• Exercise instructions: Print all of the data exactly.

• Records for the exercise:
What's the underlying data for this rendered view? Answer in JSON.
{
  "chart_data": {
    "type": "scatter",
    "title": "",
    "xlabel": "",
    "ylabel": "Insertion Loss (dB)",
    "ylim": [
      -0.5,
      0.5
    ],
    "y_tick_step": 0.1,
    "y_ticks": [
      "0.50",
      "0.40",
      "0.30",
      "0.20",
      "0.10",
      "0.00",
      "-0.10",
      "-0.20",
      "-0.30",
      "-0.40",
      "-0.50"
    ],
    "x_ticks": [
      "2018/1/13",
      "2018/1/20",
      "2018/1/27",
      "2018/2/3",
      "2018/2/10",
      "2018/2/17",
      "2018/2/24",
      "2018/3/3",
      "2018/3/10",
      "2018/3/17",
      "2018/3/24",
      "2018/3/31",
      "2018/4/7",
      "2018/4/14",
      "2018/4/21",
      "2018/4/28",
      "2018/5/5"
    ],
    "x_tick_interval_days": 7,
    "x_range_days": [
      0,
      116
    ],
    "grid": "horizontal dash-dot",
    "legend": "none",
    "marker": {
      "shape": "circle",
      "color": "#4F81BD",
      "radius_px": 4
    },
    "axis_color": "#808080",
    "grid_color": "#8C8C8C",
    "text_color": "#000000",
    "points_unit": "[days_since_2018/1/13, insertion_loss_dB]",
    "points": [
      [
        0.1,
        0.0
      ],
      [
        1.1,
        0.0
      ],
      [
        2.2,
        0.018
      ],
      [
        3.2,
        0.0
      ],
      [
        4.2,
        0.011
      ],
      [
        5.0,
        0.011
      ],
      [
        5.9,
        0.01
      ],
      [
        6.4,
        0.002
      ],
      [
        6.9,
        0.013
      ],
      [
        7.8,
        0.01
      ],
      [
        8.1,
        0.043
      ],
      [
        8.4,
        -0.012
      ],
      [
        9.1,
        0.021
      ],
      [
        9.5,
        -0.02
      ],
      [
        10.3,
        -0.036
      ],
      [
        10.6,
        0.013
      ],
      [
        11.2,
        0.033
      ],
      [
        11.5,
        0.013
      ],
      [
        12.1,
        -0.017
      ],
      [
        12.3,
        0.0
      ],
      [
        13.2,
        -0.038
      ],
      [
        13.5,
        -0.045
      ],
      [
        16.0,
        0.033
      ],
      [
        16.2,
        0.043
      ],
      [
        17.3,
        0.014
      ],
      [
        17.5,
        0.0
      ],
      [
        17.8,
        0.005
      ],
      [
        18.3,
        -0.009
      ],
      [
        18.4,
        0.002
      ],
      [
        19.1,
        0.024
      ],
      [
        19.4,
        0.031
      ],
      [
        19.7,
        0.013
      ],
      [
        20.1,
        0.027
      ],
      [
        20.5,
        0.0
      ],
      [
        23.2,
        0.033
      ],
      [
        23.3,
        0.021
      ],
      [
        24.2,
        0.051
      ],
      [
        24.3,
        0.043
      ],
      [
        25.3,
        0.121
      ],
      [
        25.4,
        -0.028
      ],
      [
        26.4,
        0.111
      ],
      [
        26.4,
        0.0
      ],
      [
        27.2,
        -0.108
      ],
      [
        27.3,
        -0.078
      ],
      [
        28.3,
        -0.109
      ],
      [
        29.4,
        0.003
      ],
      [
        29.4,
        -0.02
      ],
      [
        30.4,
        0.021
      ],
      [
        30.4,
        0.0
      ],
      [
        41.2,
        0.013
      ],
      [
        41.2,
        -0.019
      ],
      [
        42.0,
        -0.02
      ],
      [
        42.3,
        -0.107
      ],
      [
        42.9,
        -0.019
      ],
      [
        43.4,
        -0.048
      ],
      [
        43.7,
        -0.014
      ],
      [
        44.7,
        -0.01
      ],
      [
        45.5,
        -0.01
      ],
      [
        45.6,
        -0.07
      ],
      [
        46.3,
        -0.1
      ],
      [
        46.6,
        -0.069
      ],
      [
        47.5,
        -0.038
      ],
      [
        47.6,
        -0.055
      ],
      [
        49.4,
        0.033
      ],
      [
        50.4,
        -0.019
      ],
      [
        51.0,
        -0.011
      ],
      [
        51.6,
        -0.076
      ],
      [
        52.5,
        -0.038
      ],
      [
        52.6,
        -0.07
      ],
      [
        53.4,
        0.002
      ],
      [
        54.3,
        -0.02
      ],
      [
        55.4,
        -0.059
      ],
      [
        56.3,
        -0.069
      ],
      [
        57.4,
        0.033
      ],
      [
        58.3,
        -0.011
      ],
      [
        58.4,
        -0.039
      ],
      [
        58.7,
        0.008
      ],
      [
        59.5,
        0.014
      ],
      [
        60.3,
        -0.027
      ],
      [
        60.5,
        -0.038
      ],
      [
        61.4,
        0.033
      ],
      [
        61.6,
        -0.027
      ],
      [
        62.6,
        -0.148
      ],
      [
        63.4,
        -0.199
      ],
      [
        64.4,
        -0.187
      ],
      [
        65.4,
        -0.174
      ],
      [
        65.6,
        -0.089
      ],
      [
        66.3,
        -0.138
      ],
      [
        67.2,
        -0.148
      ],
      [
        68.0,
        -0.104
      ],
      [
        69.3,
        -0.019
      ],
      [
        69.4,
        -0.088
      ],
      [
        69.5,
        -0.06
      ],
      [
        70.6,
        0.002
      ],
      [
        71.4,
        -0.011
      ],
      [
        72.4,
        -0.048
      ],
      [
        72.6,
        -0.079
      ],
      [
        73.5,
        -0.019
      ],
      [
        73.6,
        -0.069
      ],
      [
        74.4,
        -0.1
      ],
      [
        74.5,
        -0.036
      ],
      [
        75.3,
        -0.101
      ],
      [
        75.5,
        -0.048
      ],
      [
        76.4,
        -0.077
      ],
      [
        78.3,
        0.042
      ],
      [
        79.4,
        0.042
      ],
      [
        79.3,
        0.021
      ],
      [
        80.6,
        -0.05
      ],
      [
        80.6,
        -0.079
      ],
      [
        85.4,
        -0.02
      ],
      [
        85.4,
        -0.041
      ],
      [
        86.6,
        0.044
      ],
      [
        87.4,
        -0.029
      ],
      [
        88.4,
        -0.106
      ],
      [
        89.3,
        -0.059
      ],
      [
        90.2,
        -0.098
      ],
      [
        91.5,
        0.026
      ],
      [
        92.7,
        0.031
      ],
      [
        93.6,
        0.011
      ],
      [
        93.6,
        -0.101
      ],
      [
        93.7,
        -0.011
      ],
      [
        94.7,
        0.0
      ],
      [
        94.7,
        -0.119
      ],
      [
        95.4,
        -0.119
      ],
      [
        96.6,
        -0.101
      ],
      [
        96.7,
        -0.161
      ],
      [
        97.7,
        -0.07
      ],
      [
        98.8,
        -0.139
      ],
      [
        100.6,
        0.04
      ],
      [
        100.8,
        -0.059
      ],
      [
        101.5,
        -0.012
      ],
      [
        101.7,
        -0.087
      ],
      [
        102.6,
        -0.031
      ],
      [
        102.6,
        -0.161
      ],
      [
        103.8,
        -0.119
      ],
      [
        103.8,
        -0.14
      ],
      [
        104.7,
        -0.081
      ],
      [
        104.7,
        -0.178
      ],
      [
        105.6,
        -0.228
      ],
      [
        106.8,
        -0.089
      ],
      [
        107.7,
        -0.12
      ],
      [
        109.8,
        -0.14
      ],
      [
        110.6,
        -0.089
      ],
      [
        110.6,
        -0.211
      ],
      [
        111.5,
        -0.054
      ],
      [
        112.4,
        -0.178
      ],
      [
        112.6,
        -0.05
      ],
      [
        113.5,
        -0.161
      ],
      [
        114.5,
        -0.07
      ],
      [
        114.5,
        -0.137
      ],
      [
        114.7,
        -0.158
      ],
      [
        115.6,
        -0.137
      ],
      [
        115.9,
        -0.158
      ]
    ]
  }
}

• Written response:
What's the underlying data for this rendered view? Answer in JSON.
{
  "chart_data": {
    "type": "scatter",
    "title": "",
    "xlabel": "",
    "ylabel": "Insertion Loss (dB)",
    "ylim": [
      -0.5,
      0.5
    ],
    "y_tick_step": 0.1,
    "y_ticks": [
      "0.50",
      "0.40",
      "0.30",
      "0.20",
      "0.10",
      "0.00",
      "-0.10",
      "-0.20",
      "-0.30",
      "-0.40",
      "-0.50"
    ],
    "x_ticks": [
      "2018/1/13",
      "2018/1/20",
      "2018/1/27",
      "2018/2/3",
      "2018/2/10",
      "2018/2/17",
      "2018/2/24",
      "2018/3/3",
      "2018/3/10",
      "2018/3/17",
      "2018/3/24",
      "2018/3/31",
      "2018/4/7",
      "2018/4/14",
      "2018/4/21",
      "2018/4/28",
      "2018/5/5"
    ],
    "x_tick_interval_days": 7,
    "x_range_days": [
      0,
      116
    ],
    "grid": "horizontal dash-dot",
    "legend": "none",
    "marker": {
      "shape": "circle",
      "color": "#4F81BD",
      "radius_px": 4
    },
    "axis_color": "#808080",
    "grid_color": "#8C8C8C",
    "text_color": "#000000",
    "points_unit": "[days_since_2018/1/13, insertion_loss_dB]",
    "points": [
      [
        0.1,
        0.0
      ],
      [
        1.1,
        0.0
      ],
      [
        2.2,
        0.018
      ],
      [
        3.2,
        0.0
      ],
      [
        4.2,
        0.011
      ],
      [
        5.0,
        0.011
      ],
      [
        5.9,
        0.01
      ],
      [
        6.4,
        0.002
      ],
      [
        6.9,
        0.013
      ],
      [
        7.8,
        0.01
      ],
      [
        8.1,
        0.043
      ],
      [
        8.4,
        -0.012
      ],
      [
        9.1,
        0.021
      ],
      [
        9.5,
        -0.02
      ],
      [
        10.3,
        -0.036
      ],
      [
        10.6,
        0.013
      ],
      [
        11.2,
        0.033
      ],
      [
        11.5,
        0.013
      ],
      [
        12.1,
        -0.017
      ],
      [
        12.3,
        0.0
      ],
      [
        13.2,
        -0.038
      ],
      [
        13.5,
        -0.045
      ],
      [
        16.0,
        0.033
      ],
      [
        16.2,
        0.043
      ],
      [
        17.3,
        0.014
      ],
      [
        17.5,
        0.0
      ],
      [
        17.8,
        0.005
      ],
      [
        18.3,
        -0.009
      ],
      [
        18.4,
        0.002
      ],
      [
        19.1,
        0.024
      ],
      [
        19.4,
        0.031
      ],
      [
        19.7,
        0.013
      ],
      [
        20.1,
        0.027
      ],
      [
        20.5,
        0.0
      ],
      [
        23.2,
        0.033
      ],
      [
        23.3,
        0.021
      ],
      [
        24.2,
        0.051
      ],
      [
        24.3,
        0.043
      ],
      [
        25.3,
        0.121
      ],
      [
        25.4,
        -0.028
      ],
      [
        26.4,
        0.111
      ],
      [
        26.4,
        0.0
      ],
      [
        27.2,
        -0.108
      ],
      [
        27.3,
        -0.078
      ],
      [
        28.3,
        -0.109
      ],
      [
        29.4,
        0.003
      ],
      [
        29.4,
        -0.02
      ],
      [
        30.4,
        0.021
      ],
      [
        30.4,
        0.0
      ],
      [
        41.2,
        0.013
      ],
      [
        41.2,
        -0.019
      ],
      [
        42.0,
        -0.02
      ],
      [
        42.3,
        -0.107
      ],
      [
        42.9,
        -0.019
      ],
      [
        43.4,
        -0.048
      ],
      [
        43.7,
        -0.014
      ],
      [
        44.7,
        -0.01
      ],
      [
        45.5,
        -0.01
      ],
      [
        45.6,
        -0.07
      ],
      [
        46.3,
        -0.1
      ],
      [
        46.6,
        -0.069
      ],
      [
        47.5,
        -0.038
      ],
      [
        47.6,
        -0.055
      ],
      [
        49.4,
        0.033
      ],
      [
        50.4,
        -0.019
      ],
      [
        51.0,
        -0.011
      ],
      [
        51.6,
        -0.076
      ],
      [
        52.5,
        -0.038
      ],
      [
        52.6,
        -0.07
      ],
      [
        53.4,
        0.002
      ],
      [
        54.3,
        -0.02
      ],
      [
        55.4,
        -0.059
      ],
      [
        56.3,
        -0.069
      ],
      [
        57.4,
        0.033
      ],
      [
        58.3,
        -0.011
      ],
      [
        58.4,
        -0.039
      ],
      [
        58.7,
        0.008
      ],
      [
        59.5,
        0.014
      ],
      [
        60.3,
        -0.027
      ],
      [
        60.5,
        -0.038
      ],
      [
        61.4,
        0.033
      ],
      [
        61.6,
        -0.027
      ],
      [
        62.6,
        -0.148
      ],
      [
        63.4,
        -0.199
      ],
      [
        64.4,
        -0.187
      ],
      [
        65.4,
        -0.174
      ],
      [
        65.6,
        -0.089
      ],
      [
        66.3,
        -0.138
      ],
      [
        67.2,
        -0.148
      ],
      [
        68.0,
        -0.104
      ],
      [
        69.3,
        -0.019
      ],
      [
        69.4,
        -0.088
      ],
      [
        69.5,
        -0.06
      ],
      [
        70.6,
        0.002
      ],
      [
        71.4,
        -0.011
      ],
      [
        72.4,
        -0.048
      ],
      [
        72.6,
        -0.079
      ],
      [
        73.5,
        -0.019
      ],
      [
        73.6,
        -0.069
      ],
      [
        74.4,
        -0.1
      ],
      [
        74.5,
        -0.036
      ],
      [
        75.3,
        -0.101
      ],
      [
        75.5,
        -0.048
      ],
      [
        76.4,
        -0.077
      ],
      [
        78.3,
        0.042
      ],
      [
        79.4,
        0.042
      ],
      [
        79.3,
        0.021
      ],
      [
        80.6,
        -0.05
      ],
      [
        80.6,
        -0.079
      ],
      [
        85.4,
        -0.02
      ],
      [
        85.4,
        -0.041
      ],
      [
        86.6,
        0.044
      ],
      [
        87.4,
        -0.029
      ],
      [
        88.4,
        -0.106
      ],
      [
        89.3,
        -0.059
      ],
      [
        90.2,
        -0.098
      ],
      [
        91.5,
        0.026
      ],
      [
        92.7,
        0.031
      ],
      [
        93.6,
        0.011
      ],
      [
        93.6,
        -0.101
      ],
      [
        93.7,
        -0.011
      ],
      [
        94.7,
        0.0
      ],
      [
        94.7,
        -0.119
      ],
      [
        95.4,
        -0.119
      ],
      [
        96.6,
        -0.101
      ],
      [
        96.7,
        -0.161
      ],
      [
        97.7,
        -0.07
      ],
      [
        98.8,
        -0.139
      ],
      [
        100.6,
        0.04
      ],
      [
        100.8,
        -0.059
      ],
      [
        101.5,
        -0.012
      ],
      [
        101.7,
        -0.087
      ],
      [
        102.6,
        -0.031
      ],
      [
        102.6,
        -0.161
      ],
      [
        103.8,
        -0.119
      ],
      [
        103.8,
        -0.14
      ],
      [
        104.7,
        -0.081
      ],
      [
        104.7,
        -0.178
      ],
      [
        105.6,
        -0.228
      ],
      [
        106.8,
        -0.089
      ],
      [
        107.7,
        -0.12
      ],
      [
        109.8,
        -0.14
      ],
      [
        110.6,
        -0.089
      ],
      [
        110.6,
        -0.211
      ],
      [
        111.5,
        -0.054
      ],
      [
        112.4,
        -0.178
      ],
      [
        112.6,
        -0.05
      ],
      [
        113.5,
        -0.161
      ],
      [
        114.5,
        -0.07
      ],
      [
        114.5,
        -0.137
      ],
      [
        114.7,
        -0.158
      ],
      [
        115.6,
        -0.137
      ],
      [
        115.9,
        -0.158
      ]
    ]
  }
}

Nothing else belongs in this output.